--- begin Given records ---
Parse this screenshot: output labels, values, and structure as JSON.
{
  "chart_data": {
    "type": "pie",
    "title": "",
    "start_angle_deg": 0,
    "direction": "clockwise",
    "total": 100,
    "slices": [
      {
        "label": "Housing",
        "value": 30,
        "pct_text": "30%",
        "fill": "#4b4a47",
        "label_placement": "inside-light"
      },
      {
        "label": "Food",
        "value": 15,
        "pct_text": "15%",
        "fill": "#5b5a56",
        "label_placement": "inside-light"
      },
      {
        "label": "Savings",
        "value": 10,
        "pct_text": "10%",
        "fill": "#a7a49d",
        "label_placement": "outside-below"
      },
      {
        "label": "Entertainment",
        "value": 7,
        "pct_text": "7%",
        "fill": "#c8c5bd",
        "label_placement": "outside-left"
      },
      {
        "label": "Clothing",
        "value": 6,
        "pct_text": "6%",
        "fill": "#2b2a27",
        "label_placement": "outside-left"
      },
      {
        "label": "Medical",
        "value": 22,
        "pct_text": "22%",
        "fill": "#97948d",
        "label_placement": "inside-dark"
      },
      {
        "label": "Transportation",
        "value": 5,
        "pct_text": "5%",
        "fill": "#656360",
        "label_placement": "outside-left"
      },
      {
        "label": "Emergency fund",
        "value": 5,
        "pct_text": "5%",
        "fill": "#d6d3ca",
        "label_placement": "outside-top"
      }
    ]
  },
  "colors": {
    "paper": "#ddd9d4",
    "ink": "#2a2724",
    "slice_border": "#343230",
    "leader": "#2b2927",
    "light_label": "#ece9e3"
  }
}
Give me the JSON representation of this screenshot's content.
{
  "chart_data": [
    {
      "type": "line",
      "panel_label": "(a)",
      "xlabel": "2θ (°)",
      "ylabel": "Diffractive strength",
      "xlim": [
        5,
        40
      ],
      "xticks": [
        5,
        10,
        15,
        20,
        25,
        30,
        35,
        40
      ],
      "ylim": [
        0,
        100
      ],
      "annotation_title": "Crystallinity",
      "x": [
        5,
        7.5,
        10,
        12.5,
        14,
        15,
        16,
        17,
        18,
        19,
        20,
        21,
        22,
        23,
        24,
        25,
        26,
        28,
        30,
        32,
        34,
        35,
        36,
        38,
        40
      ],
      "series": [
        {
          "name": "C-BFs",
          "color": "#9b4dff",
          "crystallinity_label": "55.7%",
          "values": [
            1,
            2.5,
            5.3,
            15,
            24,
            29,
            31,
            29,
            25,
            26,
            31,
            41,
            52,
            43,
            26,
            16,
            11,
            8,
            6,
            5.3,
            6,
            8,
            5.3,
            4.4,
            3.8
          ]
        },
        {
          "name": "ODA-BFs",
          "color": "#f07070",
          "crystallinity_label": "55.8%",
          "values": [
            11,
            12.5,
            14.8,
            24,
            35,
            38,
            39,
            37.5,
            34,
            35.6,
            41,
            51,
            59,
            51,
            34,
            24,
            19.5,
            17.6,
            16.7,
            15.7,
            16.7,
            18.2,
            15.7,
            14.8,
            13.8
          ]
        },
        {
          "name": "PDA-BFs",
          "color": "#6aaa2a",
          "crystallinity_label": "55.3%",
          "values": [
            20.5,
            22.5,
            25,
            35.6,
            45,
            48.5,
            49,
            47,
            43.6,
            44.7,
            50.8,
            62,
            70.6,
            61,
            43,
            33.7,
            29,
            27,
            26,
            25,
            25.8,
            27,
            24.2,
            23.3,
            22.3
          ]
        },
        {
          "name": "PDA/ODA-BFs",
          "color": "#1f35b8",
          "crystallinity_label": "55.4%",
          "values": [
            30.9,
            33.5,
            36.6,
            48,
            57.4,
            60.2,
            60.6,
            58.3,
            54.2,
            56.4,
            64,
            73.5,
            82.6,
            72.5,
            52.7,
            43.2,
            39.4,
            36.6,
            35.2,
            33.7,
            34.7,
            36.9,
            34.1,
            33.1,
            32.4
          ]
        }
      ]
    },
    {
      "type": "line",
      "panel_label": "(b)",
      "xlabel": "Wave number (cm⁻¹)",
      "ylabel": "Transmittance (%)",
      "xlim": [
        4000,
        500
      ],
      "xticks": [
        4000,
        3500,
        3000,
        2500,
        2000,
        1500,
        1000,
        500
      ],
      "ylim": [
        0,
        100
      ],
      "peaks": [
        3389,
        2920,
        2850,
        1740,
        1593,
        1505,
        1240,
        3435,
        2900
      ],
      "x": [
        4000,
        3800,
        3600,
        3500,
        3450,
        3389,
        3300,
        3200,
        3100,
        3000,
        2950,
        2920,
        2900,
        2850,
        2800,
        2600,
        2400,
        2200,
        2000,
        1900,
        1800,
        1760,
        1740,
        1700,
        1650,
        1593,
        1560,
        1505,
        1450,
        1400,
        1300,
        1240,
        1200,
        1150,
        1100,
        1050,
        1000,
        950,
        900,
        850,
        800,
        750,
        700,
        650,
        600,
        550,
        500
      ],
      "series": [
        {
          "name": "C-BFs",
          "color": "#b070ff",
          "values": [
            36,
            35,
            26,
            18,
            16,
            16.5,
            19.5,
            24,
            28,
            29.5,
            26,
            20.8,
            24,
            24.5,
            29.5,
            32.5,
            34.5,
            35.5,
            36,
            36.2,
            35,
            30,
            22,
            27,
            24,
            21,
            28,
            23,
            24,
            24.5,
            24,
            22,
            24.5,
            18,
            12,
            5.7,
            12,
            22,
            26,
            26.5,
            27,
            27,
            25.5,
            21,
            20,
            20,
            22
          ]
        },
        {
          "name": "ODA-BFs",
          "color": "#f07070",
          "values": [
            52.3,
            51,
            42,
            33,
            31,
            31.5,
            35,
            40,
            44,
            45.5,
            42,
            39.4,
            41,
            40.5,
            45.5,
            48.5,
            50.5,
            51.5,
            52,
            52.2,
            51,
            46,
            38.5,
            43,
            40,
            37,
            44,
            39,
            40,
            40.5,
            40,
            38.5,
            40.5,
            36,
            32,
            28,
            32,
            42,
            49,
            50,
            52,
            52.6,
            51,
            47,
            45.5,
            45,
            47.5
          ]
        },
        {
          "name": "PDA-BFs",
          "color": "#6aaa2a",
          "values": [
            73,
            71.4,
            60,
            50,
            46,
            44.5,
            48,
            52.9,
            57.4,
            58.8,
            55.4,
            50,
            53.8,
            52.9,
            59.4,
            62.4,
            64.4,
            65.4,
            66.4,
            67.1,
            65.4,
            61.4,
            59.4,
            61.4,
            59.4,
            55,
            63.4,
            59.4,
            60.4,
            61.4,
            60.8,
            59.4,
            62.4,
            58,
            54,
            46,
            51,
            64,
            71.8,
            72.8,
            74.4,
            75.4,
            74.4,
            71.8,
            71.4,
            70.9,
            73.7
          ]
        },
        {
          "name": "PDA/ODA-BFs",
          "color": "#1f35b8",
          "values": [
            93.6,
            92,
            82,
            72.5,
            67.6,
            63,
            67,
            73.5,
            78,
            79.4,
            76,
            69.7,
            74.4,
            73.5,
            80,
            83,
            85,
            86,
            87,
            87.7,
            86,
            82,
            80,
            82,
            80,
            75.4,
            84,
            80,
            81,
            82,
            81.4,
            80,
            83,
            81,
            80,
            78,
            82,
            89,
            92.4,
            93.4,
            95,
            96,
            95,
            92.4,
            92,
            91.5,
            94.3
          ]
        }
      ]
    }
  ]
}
--- end Given records ---
**Required work:**
Your task is to return the full listing exactly as it was given.

**Written solution:**
Parse this screenshot: output labels, values, and structure as JSON.
{
  "chart_data": {
    "type": "pie",
    "title": "",
    "start_angle_deg": 0,
    "direction": "clockwise",
    "total": 100,
    "slices": [
      {
        "label": "Housing",
        "value": 30,
        "pct_text": "30%",
        "fill": "#4b4a47",
        "label_placement": "inside-light"
      },
      {
        "label": "Food",
        "value": 15,
        "pct_text": "15%",
        "fill": "#5b5a56",
        "label_placement": "inside-light"
      },
      {
        "label": "Savings",
        "value": 10,
        "pct_text": "10%",
        "fill": "#a7a49d",
        "label_placement": "outside-below"
      },
      {
        "label": "Entertainment",
        "value": 7,
        "pct_text": "7%",
        "fill": "#c8c5bd",
        "label_placement": "outside-left"
      },
      {
        "label": "Clothing",
        "value": 6,
        "pct_text": "6%",
        "fill": "#2b2a27",
        "label_placement": "outside-left"
      },
      {
        "label": "Medical",
        "value": 22,
        "pct_text": "22%",
        "fill": "#97948d",
        "label_placement": "inside-dark"
      },
      {
        "label": "Transportation",
        "value": 5,
        "pct_text": "5%",
        "fill": "#656360",
        "label_placement": "outside-left"
      },
      {
        "label": "Emergency fund",
        "value": 5,
        "pct_text": "5%",
        "fill": "#d6d3ca",
        "label_placement": "outside-top"
      }
    ]
  },
  "colors": {
    "paper": "#ddd9d4",
    "ink": "#2a2724",
    "slice_border": "#343230",
    "leader": "#2b2927",
    "light_label": "#ece9e3"
  }
}
Give me the JSON representation of this screenshot's content.
{
  "chart_data": [
    {
      "type": "line",
      "panel_label": "(a)",
      "xlabel": "2θ (°)",
      "ylabel": "Diffractive strength",
      "xlim": [
        5,
        40
      ],
      "xticks": [
        5,
        10,
        15,
        20,
        25,
        30,
        35,
        40
      ],
      "ylim": [
        0,
        100
      ],
      "annotation_title": "Crystallinity",
      "x": [
        5,
        7.5,
        10,
        12.5,
        14,
        15,
        16,
        17,
        18,
        19,
        20,
        21,
        22,
        23,
        24,
        25,
        26,
        28,
        30,
        32,
        34,
        35,
        36,
        38,
        40
      ],
      "series": [
        {
          "name": "C-BFs",
          "color": "#9b4dff",
          "crystallinity_label": "55.7%",
          "values": [
            1,
            2.5,
            5.3,
            15,
            24,
            29,
            31,
            29,
            25,
            26,
            31,
            41,
            52,
            43,
            26,
            16,
            11,
            8,
            6,
            5.3,
            6,
            8,
            5.3,
            4.4,
            3.8
          ]
        },
        {
          "name": "ODA-BFs",
          "color": "#f07070",
          "crystallinity_label": "55.8%",
          "values": [
            11,
            12.5,
            14.8,
            24,
            35,
            38,
            39,
            37.5,
            34,
            35.6,
            41,
            51,
            59,
            51,
            34,
            24,
            19.5,
            17.6,
            16.7,
            15.7,
            16.7,
            18.2,
            15.7,
            14.8,
            13.8
          ]
        },
        {
          "name": "PDA-BFs",
          "color": "#6aaa2a",
          "crystallinity_label": "55.3%",
          "values": [
            20.5,
            22.5,
            25,
            35.6,
            45,
            48.5,
            49,
            47,
            43.6,
            44.7,
            50.8,
            62,
            70.6,
            61,
            43,
            33.7,
            29,
            27,
            26,
            25,
            25.8,
            27,
            24.2,
            23.3,
            22.3
          ]
        },
        {
          "name": "PDA/ODA-BFs",
          "color": "#1f35b8",
          "crystallinity_label": "55.4%",
          "values": [
            30.9,
            33.5,
            36.6,
            48,
            57.4,
            60.2,
            60.6,
            58.3,
            54.2,
            56.4,
            64,
            73.5,
            82.6,
            72.5,
            52.7,
            43.2,
            39.4,
            36.6,
            35.2,
            33.7,
            34.7,
            36.9,
            34.1,
            33.1,
            32.4
          ]
        }
      ]
    },
    {
      "type": "line",
      "panel_label": "(b)",
      "xlabel": "Wave number (cm⁻¹)",
      "ylabel": "Transmittance (%)",
      "xlim": [
        4000,
        500
      ],
      "xticks": [
        4000,
        3500,
        3000,
        2500,
        2000,
        1500,
        1000,
        500
      ],
      "ylim": [
        0,
        100
      ],
      "peaks": [
        3389,
        2920,
        2850,
        1740,
        1593,
        1505,
        1240,
        3435,
        2900
      ],
      "x": [
        4000,
        3800,
        3600,
        3500,
        3450,
        3389,
        3300,
        3200,
        3100,
        3000,
        2950,
        2920,
        2900,
        2850,
        2800,
        2600,
        2400,
        2200,
        2000,
        1900,
        1800,
        1760,
        1740,
        1700,
        1650,
        1593,
        1560,
        1505,
        1450,
        1400,
        1300,
        1240,
        1200,
        1150,
        1100,
        1050,
        1000,
        950,
        900,
        850,
        800,
        750,
        700,
        650,
        600,
        550,
        500
      ],
      "series": [
        {
          "name": "C-BFs",
          "color": "#b070ff",
          "values": [
            36,
            35,
            26,
            18,
            16,
            16.5,
            19.5,
            24,
            28,
            29.5,
            26,
            20.8,
            24,
            24.5,
            29.5,
            32.5,
            34.5,
            35.5,
            36,
            36.2,
            35,
            30,
            22,
            27,
            24,
            21,
            28,
            23,
            24,
            24.5,
            24,
            22,
            24.5,
            18,
            12,
            5.7,
            12,
            22,
            26,
            26.5,
            27,
            27,
            25.5,
            21,
            20,
            20,
            22
          ]
        },
        {
          "name": "ODA-BFs",
          "color": "#f07070",
          "values": [
            52.3,
            51,
            42,
            33,
            31,
            31.5,
            35,
            40,
            44,
            45.5,
            42,
            39.4,
            41,
            40.5,
            45.5,
            48.5,
            50.5,
            51.5,
            52,
            52.2,
            51,
            46,
            38.5,
            43,
            40,
            37,
            44,
            39,
            40,
            40.5,
            40,
            38.5,
            40.5,
            36,
            32,
            28,
            32,
            42,
            49,
            50,
            52,
            52.6,
            51,
            47,
            45.5,
            45,
            47.5
          ]
        },
        {
          "name": "PDA-BFs",
          "color": "#6aaa2a",
          "values": [
            73,
            71.4,
            60,
            50,
            46,
            44.5,
            48,
            52.9,
            57.4,
            58.8,
            55.4,
            50,
            53.8,
            52.9,
            59.4,
            62.4,
            64.4,
            65.4,
            66.4,
            67.1,
            65.4,
            61.4,
            59.4,
            61.4,
            59.4,
            55,
            63.4,
            59.4,
            60.4,
            61.4,
            60.8,
            59.4,
            62.4,
            58,
            54,
            46,
            51,
            64,
            71.8,
            72.8,
            74.4,
            75.4,
            74.4,
            71.8,
            71.4,
            70.9,
            73.7
          ]
        },
        {
          "name": "PDA/ODA-BFs",
          "color": "#1f35b8",
          "values": [
            93.6,
            92,
            82,
            72.5,
            67.6,
            63,
            67,
            73.5,
            78,
            79.4,
            76,
            69.7,
            74.4,
            73.5,
            80,
            83,
            85,
            86,
            87,
            87.7,
            86,
            82,
            80,
            82,
            80,
            75.4,
            84,
            80,
            81,
            82,
            81.4,
            80,
            83,
            81,
            80,
            78,
            82,
            89,
            92.4,
            93.4,
            95,
            96,
            95,
            92.4,
            92,
            91.5,
            94.3
          ]
        }
      ]
    }
  ]
}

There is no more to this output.